**Required work:**
Please count the lines in the listing below where the word "Output" appears. Give the number only.

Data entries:

>>>>

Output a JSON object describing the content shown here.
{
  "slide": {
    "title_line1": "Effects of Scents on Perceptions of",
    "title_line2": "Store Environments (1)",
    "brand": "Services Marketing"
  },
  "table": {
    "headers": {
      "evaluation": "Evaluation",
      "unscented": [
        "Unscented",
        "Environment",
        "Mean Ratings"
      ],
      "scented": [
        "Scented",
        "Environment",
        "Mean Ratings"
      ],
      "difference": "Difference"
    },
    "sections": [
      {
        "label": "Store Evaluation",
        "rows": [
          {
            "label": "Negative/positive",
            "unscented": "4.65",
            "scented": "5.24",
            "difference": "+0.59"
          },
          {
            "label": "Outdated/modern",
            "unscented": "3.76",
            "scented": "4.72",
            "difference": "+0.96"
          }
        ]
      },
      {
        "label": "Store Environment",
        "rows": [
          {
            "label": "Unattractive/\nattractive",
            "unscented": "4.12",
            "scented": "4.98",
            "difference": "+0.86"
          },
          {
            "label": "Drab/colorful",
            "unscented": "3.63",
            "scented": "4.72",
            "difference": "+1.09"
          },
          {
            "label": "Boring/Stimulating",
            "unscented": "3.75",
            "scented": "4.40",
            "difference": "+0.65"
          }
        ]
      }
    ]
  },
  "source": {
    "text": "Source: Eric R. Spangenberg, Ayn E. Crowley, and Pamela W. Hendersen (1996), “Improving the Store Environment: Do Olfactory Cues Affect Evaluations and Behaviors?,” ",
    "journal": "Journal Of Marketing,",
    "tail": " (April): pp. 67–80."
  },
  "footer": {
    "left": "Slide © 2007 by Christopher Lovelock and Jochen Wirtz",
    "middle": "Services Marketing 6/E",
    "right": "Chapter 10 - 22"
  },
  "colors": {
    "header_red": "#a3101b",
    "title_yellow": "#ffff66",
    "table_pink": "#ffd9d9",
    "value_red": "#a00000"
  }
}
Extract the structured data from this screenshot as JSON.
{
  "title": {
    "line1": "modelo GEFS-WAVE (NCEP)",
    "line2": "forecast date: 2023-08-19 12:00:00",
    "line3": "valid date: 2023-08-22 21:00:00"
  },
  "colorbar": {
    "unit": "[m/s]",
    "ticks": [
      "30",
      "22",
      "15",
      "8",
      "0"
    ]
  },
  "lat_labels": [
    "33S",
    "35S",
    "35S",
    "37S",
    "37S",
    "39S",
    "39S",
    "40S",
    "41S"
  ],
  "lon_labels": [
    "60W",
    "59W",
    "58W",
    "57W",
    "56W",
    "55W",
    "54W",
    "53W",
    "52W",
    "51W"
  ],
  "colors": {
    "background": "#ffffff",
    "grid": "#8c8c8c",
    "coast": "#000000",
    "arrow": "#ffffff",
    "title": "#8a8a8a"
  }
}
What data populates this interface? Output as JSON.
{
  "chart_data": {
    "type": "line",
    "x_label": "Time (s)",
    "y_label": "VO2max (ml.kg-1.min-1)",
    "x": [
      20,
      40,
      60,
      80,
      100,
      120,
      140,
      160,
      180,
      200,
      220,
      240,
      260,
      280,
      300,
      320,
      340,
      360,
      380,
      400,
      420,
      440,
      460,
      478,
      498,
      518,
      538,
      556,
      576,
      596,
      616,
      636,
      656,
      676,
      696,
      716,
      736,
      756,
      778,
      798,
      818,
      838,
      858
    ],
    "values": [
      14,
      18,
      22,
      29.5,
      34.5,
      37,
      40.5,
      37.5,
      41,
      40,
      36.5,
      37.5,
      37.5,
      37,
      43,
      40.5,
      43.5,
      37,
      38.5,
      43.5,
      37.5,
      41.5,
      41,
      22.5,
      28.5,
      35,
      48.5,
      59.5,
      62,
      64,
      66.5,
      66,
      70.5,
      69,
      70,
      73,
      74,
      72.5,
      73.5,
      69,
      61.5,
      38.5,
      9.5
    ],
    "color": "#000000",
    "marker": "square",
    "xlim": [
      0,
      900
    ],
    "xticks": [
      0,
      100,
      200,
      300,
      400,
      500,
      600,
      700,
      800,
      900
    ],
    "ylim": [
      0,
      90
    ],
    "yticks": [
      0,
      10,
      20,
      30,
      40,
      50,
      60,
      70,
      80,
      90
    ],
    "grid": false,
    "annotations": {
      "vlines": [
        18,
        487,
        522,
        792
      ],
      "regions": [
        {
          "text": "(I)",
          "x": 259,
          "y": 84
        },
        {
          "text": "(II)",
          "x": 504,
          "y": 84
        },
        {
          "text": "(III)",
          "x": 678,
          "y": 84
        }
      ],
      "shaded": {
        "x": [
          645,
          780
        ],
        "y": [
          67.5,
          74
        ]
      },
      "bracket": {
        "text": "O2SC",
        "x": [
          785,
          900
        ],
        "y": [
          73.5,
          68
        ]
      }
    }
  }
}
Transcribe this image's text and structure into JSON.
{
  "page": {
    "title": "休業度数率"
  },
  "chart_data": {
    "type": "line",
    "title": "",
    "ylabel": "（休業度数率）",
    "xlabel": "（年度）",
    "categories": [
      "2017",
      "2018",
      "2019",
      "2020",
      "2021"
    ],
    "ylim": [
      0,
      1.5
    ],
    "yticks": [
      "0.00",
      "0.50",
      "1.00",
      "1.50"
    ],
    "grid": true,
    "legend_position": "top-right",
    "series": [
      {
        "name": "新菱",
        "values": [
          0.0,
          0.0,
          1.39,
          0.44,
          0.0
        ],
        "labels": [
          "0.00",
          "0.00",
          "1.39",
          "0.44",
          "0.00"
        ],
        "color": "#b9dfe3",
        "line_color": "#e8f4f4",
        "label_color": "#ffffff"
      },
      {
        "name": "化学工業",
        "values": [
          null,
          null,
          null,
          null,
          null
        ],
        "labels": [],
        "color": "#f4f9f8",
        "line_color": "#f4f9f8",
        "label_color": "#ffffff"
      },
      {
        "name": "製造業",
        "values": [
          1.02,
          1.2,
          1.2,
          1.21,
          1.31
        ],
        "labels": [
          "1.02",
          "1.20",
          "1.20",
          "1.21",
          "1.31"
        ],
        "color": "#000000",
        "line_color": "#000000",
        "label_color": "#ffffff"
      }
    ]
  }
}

<<<<

**Answer for this exercise:**
2